## Stated goal:
Determine how many lines of the material hold the string "content" and reply with only that number.

## Recorded information:
>>>

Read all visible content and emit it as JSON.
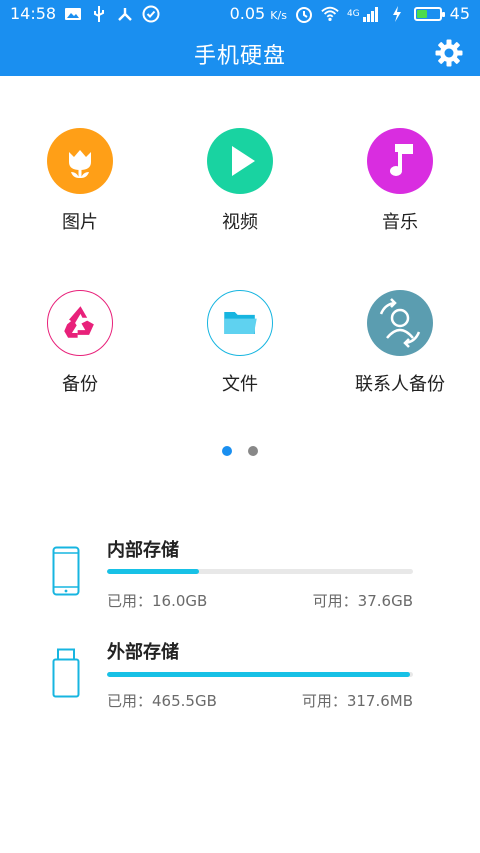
{
  "status_bar": {
    "time": "14:58",
    "speed_value": "0.05",
    "speed_unit": "K/s",
    "battery_level": "45",
    "battery_fill": 0.45,
    "icons": [
      "image-icon",
      "usb-icon",
      "share-icon",
      "check-circle-icon",
      "clock-icon",
      "wifi-icon",
      "signal-icon",
      "charging-icon"
    ],
    "network": "4G"
  },
  "app_bar": {
    "title": "手机硬盘",
    "settings_icon": "gear-icon"
  },
  "grid": {
    "items": [
      {
        "label": "图片",
        "icon": "tulip-icon",
        "color": "#ff9f17"
      },
      {
        "label": "视频",
        "icon": "play-icon",
        "color": "#19d3a1"
      },
      {
        "label": "音乐",
        "icon": "music-note-icon",
        "color": "#d92de0"
      },
      {
        "label": "备份",
        "icon": "recycle-icon",
        "color": "#e8217a"
      },
      {
        "label": "文件",
        "icon": "folder-icon",
        "color": "#17b5e0"
      },
      {
        "label": "联系人备份",
        "icon": "contact-sync-icon",
        "color": "#5b9db0"
      }
    ],
    "page_count": 2,
    "current_page": 0
  },
  "storage": [
    {
      "title": "内部存储",
      "used": "已用：16.0GB",
      "free": "可用：37.6GB",
      "used_fraction": 0.3,
      "icon": "phone-icon"
    },
    {
      "title": "外部存储",
      "used": "已用：465.5GB",
      "free": "可用：317.6MB",
      "used_fraction": 0.99,
      "icon": "usb-drive-icon"
    }
  ],
  "colors": {
    "primary": "#1a8ff0",
    "accent_bar": "#17c1e6",
    "dot_active": "#1a8ff0",
    "dot_inactive": "#888888"
  }
}
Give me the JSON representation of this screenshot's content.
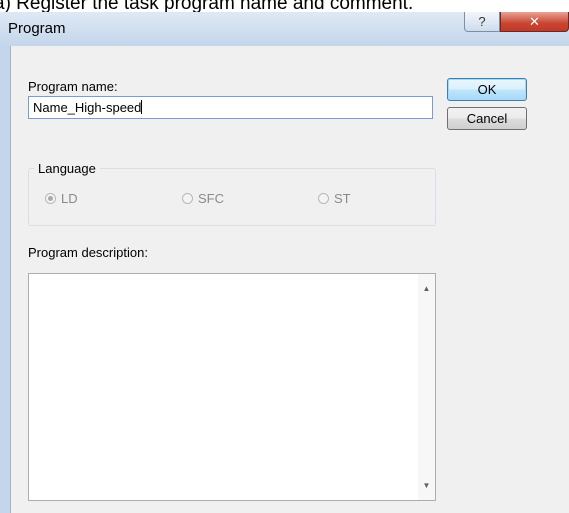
{
  "caption": "a) Register the task program name and comment.",
  "window": {
    "title": "Program",
    "help_glyph": "?",
    "close_glyph": "✕"
  },
  "form": {
    "program_name_label": "Program name:",
    "program_name_value": "Name_High-speed",
    "language_label": "Language",
    "languages": [
      {
        "label": "LD",
        "selected": true
      },
      {
        "label": "SFC",
        "selected": false
      },
      {
        "label": "ST",
        "selected": false
      }
    ],
    "description_label": "Program description:",
    "description_value": ""
  },
  "buttons": {
    "ok": "OK",
    "cancel": "Cancel"
  },
  "scroll": {
    "up": "▲",
    "down": "▼"
  },
  "colors": {
    "window_frame": "#c4d6eb",
    "close_button": "#c8452f",
    "dialog_bg": "#f0f0f0"
  }
}
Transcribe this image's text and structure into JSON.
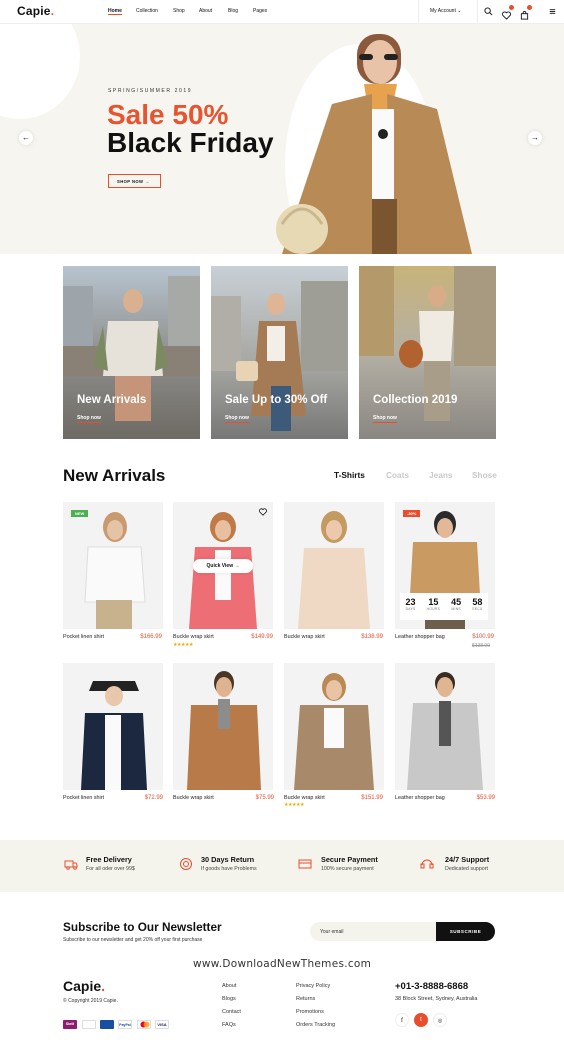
{
  "header": {
    "logo": "Capie",
    "nav": [
      "Home",
      "Collection",
      "Shop",
      "About",
      "Blog",
      "Pages"
    ],
    "account": "My Account"
  },
  "hero": {
    "season": "SPRING/SUMMER 2019",
    "line1": "Sale 50%",
    "line2": "Black Friday",
    "cta": "SHOP NOW"
  },
  "cards": [
    {
      "title": "New Arrivals",
      "link": "Shop now"
    },
    {
      "title": "Sale Up to 30% Off",
      "link": "Shop now"
    },
    {
      "title": "Collection 2019",
      "link": "Shop now"
    }
  ],
  "new_arrivals": {
    "title": "New Arrivals",
    "tabs": [
      "T-Shirts",
      "Coats",
      "Jeans",
      "Shose"
    ]
  },
  "products": [
    {
      "name": "Pocket linen shirt",
      "price": "$166.99",
      "badge": "NEW"
    },
    {
      "name": "Buckle wrap skirt",
      "price": "$149.99",
      "quick": "Quick View"
    },
    {
      "name": "Buckle wrap skirt",
      "price": "$138.99"
    },
    {
      "name": "Leather shopper bag",
      "price": "$100.99",
      "old": "$138.99",
      "badge": "-30%"
    },
    {
      "name": "Pocket linen shirt",
      "price": "$72.99"
    },
    {
      "name": "Buckle wrap skirt",
      "price": "$75.99"
    },
    {
      "name": "Buckle wrap skirt",
      "price": "$151.99"
    },
    {
      "name": "Leather shopper bag",
      "price": "$53.99"
    }
  ],
  "timer": [
    {
      "n": "23",
      "l": "DAYS"
    },
    {
      "n": "15",
      "l": "HOURS"
    },
    {
      "n": "45",
      "l": "MINS"
    },
    {
      "n": "58",
      "l": "SECS"
    }
  ],
  "features": [
    {
      "title": "Free Delivery",
      "sub": "For all oder over 99$"
    },
    {
      "title": "30 Days Return",
      "sub": "If goods have Problems"
    },
    {
      "title": "Secure Payment",
      "sub": "100% secure payment"
    },
    {
      "title": "24/7 Support",
      "sub": "Dedicated support"
    }
  ],
  "newsletter": {
    "title": "Subscribe to Our Newsletter",
    "sub": "Subscribe to our newsletter and get 20% off your first purchase",
    "placeholder": "Your email",
    "button": "SUBSCRIBE"
  },
  "watermark": "www.DownloadNewThemes.com",
  "footer": {
    "logo": "Capie",
    "copyright": "© Copyright 2019 Capie.",
    "col1": [
      "About",
      "Blogs",
      "Contact",
      "FAQs"
    ],
    "col2": [
      "Privacy Policy",
      "Returns",
      "Promotions",
      "Orders Tracking"
    ],
    "phone": "+01-3-8888-6868",
    "address": "38 Block Street, Sydney, Australia",
    "payments": [
      "Skrill",
      "Discover",
      "Visa Electron",
      "PayPal",
      "MasterCard",
      "VISA"
    ]
  },
  "colors": {
    "accent": "#e84e2e",
    "cream": "#f5f4ec"
  }
}
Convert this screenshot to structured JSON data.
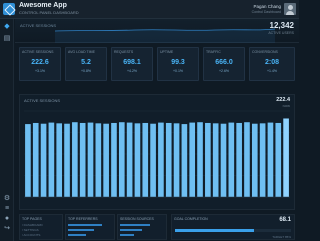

<<<

## Task solution:
2